-- DATA SHOWN --
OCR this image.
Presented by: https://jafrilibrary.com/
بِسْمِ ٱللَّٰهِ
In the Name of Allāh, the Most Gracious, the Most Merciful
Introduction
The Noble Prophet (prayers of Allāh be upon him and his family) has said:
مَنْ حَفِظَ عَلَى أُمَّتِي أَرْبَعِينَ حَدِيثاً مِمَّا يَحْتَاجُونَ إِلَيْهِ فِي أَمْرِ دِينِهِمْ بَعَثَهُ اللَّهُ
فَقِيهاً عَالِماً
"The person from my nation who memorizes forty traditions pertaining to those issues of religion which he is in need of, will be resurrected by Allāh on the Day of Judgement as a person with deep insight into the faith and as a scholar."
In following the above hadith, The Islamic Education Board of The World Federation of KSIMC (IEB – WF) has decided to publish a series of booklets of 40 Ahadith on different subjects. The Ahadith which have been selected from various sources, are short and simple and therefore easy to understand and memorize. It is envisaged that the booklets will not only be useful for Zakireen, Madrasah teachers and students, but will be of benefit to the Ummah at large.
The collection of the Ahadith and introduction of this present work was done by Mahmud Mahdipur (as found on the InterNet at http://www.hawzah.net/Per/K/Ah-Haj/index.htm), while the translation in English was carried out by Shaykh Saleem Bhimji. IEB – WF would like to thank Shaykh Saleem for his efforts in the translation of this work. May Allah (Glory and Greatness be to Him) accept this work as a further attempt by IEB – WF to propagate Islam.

-- TASK DETAILS --
Repeat the data in its entirety, character for character.

-- TASK RESULT --
OCR this image.
Presented by: https://jafrilibrary.com/
بِسْمِ ٱللَّٰهِ
In the Name of Allāh, the Most Gracious, the Most Merciful
Introduction
The Noble Prophet (prayers of Allāh be upon him and his family) has said:
مَنْ حَفِظَ عَلَى أُمَّتِي أَرْبَعِينَ حَدِيثاً مِمَّا يَحْتَاجُونَ إِلَيْهِ فِي أَمْرِ دِينِهِمْ بَعَثَهُ اللَّهُ
فَقِيهاً عَالِماً
"The person from my nation who memorizes forty traditions pertaining to those issues of religion which he is in need of, will be resurrected by Allāh on the Day of Judgement as a person with deep insight into the faith and as a scholar."
In following the above hadith, The Islamic Education Board of The World Federation of KSIMC (IEB – WF) has decided to publish a series of booklets of 40 Ahadith on different subjects. The Ahadith which have been selected from various sources, are short and simple and therefore easy to understand and memorize. It is envisaged that the booklets will not only be useful for Zakireen, Madrasah teachers and students, but will be of benefit to the Ummah at large.
The collection of the Ahadith and introduction of this present work was done by Mahmud Mahdipur (as found on the InterNet at http://www.hawzah.net/Per/K/Ah-Haj/index.htm), while the translation in English was carried out by Shaykh Saleem Bhimji. IEB – WF would like to thank Shaykh Saleem for his efforts in the translation of this work. May Allah (Glory and Greatness be to Him) accept this work as a further attempt by IEB – WF to propagate Islam.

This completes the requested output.